**CHALLENGE:**
Say how many lines include the word "Output", using only a number.
── RECORDS ──
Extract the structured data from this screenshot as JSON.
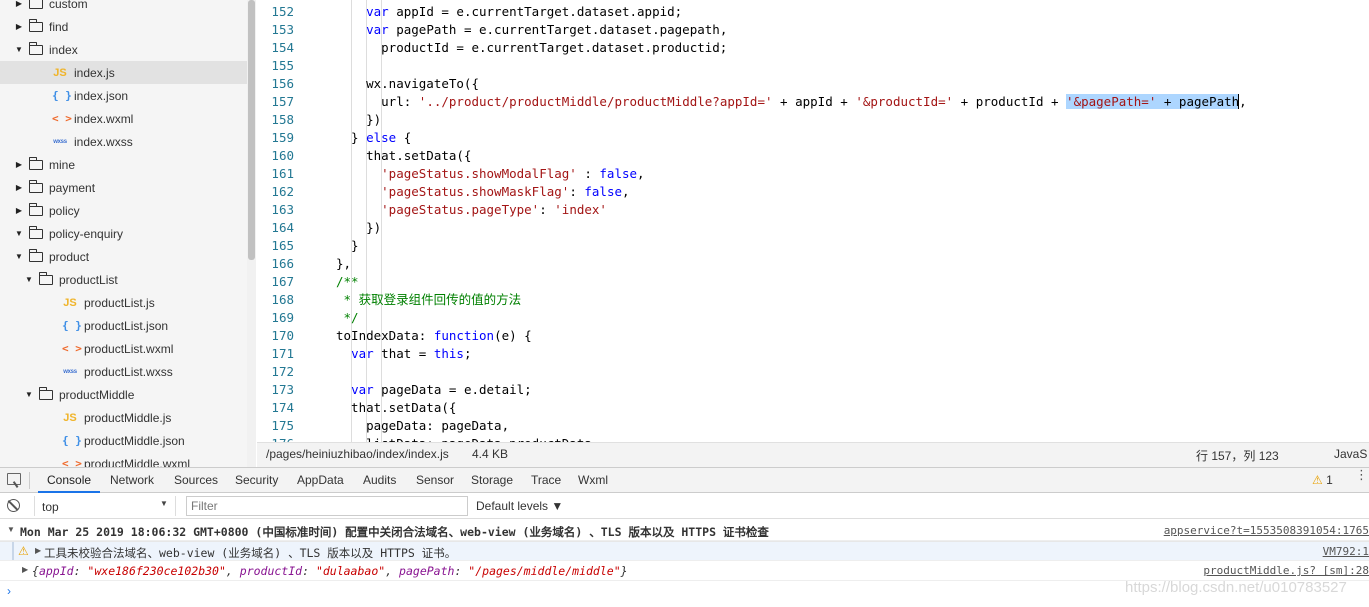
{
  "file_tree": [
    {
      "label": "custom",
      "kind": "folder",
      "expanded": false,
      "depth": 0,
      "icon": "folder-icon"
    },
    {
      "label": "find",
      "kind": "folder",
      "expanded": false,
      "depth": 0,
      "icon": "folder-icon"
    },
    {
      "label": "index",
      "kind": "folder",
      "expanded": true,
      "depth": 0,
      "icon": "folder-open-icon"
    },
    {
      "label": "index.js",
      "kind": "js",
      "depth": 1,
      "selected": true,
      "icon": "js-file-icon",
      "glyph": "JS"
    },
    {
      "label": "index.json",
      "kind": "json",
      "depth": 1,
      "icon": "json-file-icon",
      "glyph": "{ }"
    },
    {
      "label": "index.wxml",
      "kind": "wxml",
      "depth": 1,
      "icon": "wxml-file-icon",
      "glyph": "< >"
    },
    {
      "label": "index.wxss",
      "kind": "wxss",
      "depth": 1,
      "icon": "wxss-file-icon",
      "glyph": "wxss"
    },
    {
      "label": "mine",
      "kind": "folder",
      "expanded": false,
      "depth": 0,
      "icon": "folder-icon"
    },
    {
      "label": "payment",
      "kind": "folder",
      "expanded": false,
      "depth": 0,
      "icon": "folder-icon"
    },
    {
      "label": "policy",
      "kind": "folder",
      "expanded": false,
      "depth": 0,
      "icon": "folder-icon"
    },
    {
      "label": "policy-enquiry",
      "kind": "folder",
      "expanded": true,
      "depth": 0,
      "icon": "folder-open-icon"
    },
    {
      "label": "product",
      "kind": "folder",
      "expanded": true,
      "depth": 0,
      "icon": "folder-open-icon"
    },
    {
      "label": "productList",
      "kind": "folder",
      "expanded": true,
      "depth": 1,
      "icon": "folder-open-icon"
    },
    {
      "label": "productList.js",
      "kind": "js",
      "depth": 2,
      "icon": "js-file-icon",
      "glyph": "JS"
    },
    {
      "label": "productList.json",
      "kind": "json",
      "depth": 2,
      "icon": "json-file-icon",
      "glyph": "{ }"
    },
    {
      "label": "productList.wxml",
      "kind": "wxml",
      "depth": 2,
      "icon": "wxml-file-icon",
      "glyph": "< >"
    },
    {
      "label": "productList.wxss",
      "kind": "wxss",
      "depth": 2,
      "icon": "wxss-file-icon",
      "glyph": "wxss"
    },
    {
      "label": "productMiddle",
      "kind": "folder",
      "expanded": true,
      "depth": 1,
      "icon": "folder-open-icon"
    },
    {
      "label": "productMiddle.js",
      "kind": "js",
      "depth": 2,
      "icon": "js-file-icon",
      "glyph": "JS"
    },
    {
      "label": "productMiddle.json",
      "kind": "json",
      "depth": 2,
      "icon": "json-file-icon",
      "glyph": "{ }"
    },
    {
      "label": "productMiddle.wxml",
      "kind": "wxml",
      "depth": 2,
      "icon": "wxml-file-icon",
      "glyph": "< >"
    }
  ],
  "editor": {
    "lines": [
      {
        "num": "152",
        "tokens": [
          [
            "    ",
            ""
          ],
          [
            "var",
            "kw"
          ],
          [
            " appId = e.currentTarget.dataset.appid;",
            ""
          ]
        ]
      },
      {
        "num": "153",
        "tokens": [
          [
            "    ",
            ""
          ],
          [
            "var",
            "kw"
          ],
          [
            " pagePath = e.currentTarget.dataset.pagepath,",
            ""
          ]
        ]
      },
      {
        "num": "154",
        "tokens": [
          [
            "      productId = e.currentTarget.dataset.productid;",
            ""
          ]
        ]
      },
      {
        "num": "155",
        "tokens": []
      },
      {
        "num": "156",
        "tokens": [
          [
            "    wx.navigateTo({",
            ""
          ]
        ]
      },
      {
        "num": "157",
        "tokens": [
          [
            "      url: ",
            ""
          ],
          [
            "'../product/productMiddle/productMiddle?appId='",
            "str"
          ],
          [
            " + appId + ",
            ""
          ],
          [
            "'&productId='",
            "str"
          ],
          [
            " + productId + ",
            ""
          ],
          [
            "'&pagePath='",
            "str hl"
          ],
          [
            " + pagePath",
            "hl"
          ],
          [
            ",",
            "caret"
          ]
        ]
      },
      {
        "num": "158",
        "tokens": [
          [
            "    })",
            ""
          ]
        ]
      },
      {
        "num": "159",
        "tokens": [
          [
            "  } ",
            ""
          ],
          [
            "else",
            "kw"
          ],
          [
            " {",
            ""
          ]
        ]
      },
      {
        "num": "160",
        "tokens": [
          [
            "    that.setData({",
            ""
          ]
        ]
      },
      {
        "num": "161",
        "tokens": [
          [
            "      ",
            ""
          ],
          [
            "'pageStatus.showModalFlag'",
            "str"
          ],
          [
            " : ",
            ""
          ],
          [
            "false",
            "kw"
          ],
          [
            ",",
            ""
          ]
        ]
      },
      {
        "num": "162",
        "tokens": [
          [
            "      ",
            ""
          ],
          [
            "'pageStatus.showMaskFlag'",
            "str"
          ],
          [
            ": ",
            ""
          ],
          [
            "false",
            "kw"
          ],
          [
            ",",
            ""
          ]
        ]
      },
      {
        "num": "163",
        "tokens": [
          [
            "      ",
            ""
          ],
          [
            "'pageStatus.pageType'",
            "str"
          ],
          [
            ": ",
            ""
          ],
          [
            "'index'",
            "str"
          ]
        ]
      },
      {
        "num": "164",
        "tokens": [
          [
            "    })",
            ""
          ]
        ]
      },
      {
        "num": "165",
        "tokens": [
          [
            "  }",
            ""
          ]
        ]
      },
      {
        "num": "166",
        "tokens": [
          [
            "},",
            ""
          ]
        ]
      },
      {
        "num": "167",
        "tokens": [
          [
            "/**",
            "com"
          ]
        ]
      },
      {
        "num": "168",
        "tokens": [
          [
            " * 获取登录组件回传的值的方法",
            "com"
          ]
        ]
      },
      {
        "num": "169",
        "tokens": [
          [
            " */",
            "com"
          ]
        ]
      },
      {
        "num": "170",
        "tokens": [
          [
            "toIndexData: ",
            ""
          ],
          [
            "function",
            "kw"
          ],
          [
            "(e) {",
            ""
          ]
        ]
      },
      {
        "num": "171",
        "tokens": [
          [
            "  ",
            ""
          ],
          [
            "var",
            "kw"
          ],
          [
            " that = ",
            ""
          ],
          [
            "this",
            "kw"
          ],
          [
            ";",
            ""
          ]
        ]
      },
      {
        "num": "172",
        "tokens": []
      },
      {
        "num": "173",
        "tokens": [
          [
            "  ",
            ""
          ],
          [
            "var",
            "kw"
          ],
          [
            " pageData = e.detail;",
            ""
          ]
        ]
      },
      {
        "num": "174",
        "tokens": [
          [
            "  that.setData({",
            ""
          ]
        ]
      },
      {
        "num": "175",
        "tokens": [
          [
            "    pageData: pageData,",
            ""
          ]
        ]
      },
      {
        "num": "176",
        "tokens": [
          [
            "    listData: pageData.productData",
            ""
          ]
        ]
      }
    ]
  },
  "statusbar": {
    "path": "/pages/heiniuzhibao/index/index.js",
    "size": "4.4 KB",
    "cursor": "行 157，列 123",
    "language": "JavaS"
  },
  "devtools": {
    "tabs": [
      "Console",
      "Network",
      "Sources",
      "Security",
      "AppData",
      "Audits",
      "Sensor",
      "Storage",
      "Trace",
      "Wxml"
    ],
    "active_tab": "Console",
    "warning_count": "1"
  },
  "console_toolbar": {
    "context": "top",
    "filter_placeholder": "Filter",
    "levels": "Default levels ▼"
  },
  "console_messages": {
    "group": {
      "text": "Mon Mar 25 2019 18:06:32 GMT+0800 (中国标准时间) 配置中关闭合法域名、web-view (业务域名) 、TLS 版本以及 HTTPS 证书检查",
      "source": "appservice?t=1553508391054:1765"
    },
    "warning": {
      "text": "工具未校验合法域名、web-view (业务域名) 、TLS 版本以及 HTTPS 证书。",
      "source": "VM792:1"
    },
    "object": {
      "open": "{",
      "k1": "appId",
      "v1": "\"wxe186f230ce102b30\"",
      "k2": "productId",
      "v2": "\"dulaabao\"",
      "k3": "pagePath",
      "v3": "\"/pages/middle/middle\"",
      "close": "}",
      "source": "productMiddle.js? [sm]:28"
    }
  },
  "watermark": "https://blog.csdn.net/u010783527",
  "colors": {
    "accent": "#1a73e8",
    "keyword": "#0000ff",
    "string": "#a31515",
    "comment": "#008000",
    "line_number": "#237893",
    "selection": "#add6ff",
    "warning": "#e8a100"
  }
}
───
── RECORDS ──
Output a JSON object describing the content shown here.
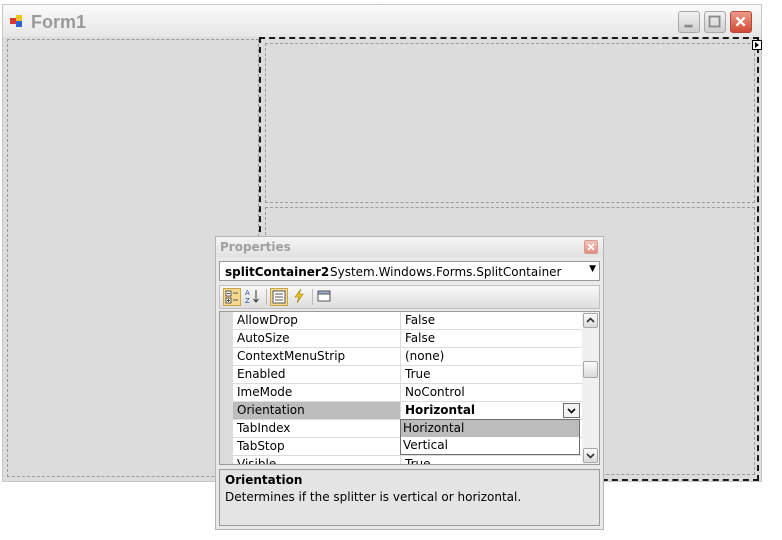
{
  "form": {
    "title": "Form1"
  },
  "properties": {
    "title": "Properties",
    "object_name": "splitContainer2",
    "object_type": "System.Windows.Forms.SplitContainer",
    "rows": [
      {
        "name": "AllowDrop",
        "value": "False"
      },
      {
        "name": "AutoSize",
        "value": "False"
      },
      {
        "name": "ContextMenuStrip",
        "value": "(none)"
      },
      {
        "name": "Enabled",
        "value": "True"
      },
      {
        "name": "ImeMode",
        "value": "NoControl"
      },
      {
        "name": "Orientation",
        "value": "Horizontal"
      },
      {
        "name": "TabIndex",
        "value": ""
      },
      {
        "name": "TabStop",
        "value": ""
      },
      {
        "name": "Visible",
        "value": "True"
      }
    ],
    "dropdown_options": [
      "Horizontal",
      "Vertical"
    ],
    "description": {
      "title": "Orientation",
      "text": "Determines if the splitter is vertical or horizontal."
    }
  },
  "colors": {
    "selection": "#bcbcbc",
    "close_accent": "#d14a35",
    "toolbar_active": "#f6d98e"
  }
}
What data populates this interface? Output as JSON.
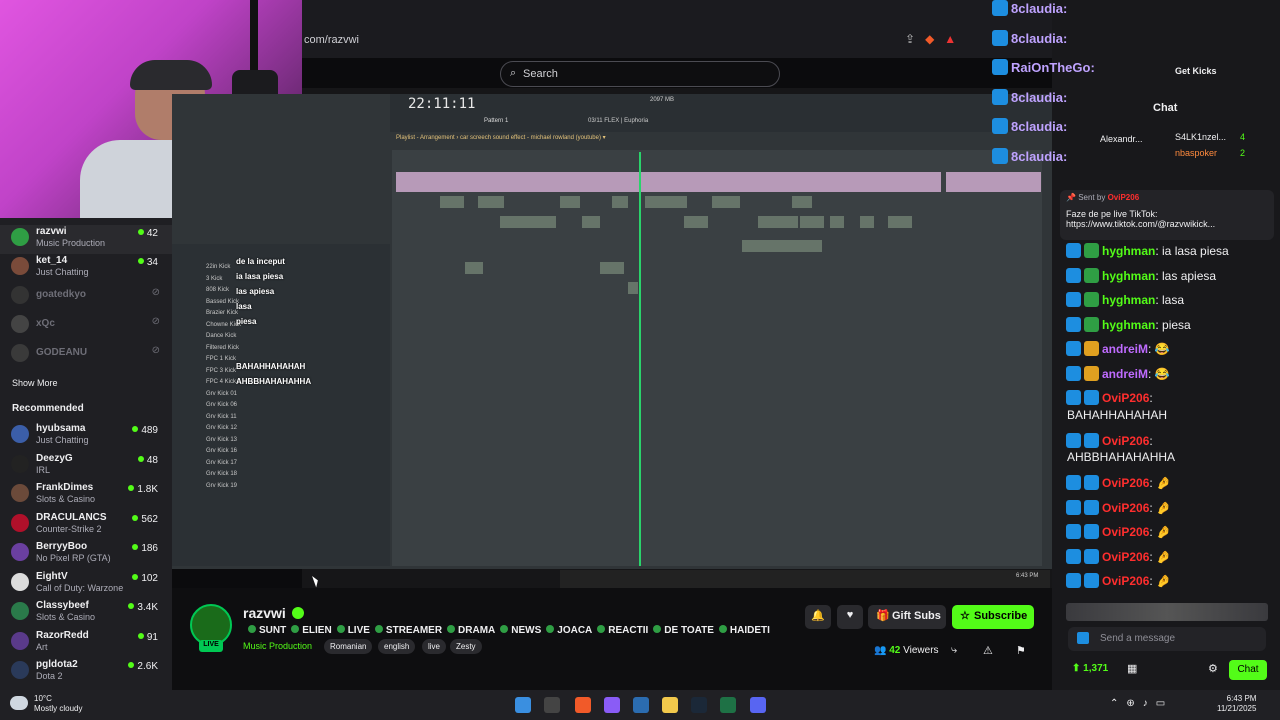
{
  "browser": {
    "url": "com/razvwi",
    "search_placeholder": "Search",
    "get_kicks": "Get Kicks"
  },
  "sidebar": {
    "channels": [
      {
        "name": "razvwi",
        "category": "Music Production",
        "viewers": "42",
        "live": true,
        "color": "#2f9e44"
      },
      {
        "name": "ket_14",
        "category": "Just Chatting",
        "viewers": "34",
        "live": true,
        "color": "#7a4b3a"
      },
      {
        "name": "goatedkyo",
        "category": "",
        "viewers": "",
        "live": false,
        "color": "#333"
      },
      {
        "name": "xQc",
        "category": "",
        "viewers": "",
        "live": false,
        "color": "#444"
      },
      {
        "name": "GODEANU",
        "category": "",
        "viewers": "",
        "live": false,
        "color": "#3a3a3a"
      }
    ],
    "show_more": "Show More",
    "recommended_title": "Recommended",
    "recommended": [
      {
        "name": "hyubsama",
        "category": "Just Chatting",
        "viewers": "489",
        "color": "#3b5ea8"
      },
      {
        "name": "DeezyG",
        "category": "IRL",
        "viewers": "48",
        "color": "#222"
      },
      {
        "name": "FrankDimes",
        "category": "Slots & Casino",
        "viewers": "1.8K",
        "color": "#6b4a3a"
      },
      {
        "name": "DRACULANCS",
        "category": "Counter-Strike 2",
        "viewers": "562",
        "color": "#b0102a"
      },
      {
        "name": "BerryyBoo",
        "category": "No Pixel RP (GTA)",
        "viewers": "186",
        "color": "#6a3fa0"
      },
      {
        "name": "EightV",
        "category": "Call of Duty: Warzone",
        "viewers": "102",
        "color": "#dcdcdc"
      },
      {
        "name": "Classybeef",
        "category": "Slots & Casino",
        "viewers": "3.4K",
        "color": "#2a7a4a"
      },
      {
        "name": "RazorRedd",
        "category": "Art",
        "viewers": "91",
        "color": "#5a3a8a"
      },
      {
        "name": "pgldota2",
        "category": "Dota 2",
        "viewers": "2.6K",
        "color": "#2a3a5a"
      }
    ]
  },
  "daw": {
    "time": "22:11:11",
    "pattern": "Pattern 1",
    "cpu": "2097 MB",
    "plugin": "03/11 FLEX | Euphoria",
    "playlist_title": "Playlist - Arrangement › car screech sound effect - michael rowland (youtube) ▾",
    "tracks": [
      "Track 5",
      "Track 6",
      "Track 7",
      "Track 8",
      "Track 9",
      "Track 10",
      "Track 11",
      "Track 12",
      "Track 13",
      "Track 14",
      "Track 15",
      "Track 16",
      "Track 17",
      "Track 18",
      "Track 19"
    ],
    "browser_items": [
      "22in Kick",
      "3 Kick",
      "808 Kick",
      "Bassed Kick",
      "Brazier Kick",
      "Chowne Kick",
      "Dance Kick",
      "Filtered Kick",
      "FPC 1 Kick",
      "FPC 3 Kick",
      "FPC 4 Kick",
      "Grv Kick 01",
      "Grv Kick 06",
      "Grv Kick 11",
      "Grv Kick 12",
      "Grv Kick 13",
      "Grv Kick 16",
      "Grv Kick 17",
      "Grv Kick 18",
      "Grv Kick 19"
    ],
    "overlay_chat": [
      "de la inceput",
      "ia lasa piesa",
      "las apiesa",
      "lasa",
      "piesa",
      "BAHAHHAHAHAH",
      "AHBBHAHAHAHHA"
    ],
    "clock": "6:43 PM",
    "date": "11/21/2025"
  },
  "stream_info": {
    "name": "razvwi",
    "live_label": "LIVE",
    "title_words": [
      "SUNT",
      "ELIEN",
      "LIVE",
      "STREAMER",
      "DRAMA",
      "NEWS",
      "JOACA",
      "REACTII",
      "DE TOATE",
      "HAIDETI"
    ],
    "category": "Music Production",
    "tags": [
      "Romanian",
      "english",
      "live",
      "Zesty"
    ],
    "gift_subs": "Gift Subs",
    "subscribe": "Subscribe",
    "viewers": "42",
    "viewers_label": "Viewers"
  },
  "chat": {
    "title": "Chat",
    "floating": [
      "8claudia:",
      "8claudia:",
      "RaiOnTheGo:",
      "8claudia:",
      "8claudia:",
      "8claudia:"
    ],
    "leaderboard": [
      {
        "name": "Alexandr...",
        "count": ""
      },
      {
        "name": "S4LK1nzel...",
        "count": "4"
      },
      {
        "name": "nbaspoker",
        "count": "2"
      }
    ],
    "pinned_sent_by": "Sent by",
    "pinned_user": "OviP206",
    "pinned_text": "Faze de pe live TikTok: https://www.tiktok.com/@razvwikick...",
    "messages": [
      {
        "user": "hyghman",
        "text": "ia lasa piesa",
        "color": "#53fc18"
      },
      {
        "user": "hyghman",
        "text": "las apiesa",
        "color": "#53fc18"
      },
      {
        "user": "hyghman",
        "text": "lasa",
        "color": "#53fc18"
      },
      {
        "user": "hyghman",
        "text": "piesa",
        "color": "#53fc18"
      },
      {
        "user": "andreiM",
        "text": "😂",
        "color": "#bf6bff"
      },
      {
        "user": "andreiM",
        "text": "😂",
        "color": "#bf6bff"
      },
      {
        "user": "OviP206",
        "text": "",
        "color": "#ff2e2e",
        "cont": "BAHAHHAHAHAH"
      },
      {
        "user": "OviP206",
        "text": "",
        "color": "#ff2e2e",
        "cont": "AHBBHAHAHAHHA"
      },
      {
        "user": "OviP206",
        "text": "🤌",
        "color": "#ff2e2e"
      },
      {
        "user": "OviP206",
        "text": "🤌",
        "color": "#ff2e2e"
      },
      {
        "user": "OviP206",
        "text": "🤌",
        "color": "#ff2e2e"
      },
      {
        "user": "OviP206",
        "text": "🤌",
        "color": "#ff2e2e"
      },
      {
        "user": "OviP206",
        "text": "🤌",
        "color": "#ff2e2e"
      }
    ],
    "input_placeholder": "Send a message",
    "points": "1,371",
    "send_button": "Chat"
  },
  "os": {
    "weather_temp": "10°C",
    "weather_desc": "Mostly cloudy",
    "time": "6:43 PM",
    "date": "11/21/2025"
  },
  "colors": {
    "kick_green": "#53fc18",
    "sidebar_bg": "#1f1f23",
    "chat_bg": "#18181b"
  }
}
───
── RECORDS ──
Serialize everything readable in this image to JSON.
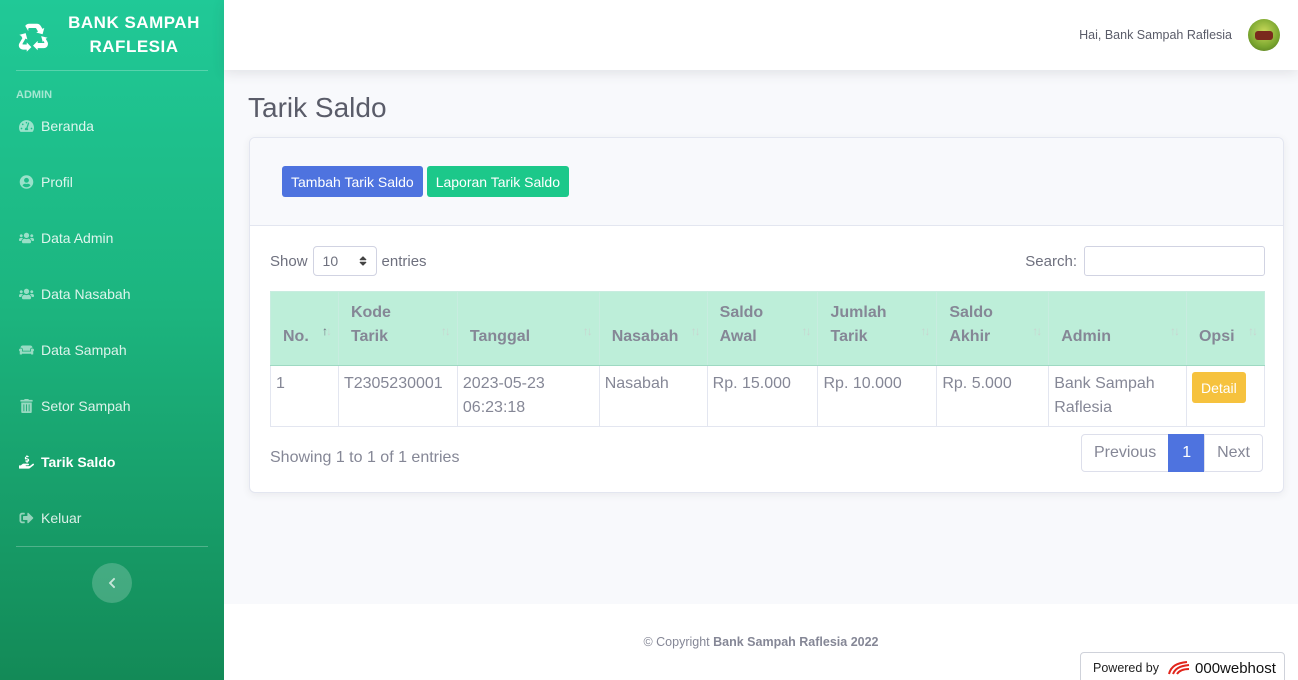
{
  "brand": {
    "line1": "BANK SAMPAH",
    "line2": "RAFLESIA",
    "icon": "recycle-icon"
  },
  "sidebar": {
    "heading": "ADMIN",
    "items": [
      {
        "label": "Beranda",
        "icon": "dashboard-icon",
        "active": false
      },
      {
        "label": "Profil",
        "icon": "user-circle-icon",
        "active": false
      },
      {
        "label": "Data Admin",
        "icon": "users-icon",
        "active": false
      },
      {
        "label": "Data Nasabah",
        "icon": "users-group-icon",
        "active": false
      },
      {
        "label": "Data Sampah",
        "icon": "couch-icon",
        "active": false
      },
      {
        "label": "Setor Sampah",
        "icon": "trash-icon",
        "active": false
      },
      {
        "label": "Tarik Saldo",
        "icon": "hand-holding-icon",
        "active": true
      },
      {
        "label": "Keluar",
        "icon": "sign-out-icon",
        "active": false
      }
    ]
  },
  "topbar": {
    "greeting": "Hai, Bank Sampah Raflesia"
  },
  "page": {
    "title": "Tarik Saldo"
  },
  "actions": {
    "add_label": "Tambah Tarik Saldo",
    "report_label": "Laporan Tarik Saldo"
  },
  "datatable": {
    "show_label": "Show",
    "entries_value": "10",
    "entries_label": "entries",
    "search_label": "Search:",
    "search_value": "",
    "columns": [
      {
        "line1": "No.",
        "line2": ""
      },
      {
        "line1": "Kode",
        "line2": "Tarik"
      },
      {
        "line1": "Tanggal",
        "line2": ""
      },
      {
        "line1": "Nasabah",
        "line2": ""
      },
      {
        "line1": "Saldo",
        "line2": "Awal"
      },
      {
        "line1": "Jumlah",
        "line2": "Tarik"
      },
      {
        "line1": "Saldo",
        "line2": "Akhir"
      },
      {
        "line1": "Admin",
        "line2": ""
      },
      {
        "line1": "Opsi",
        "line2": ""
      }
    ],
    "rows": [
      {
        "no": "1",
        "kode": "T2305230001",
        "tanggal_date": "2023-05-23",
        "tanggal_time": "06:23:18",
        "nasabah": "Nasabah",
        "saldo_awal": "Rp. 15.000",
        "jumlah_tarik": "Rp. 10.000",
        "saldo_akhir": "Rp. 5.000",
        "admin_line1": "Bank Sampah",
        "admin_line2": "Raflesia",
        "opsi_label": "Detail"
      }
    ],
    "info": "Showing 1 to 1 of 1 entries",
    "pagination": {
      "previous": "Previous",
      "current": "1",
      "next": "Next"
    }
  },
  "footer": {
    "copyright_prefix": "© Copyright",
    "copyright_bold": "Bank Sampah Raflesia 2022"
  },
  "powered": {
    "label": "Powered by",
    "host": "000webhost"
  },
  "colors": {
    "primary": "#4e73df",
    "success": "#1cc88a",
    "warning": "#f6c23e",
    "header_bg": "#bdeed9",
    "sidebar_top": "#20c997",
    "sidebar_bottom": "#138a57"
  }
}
───
**FINAL ANSWER:**
2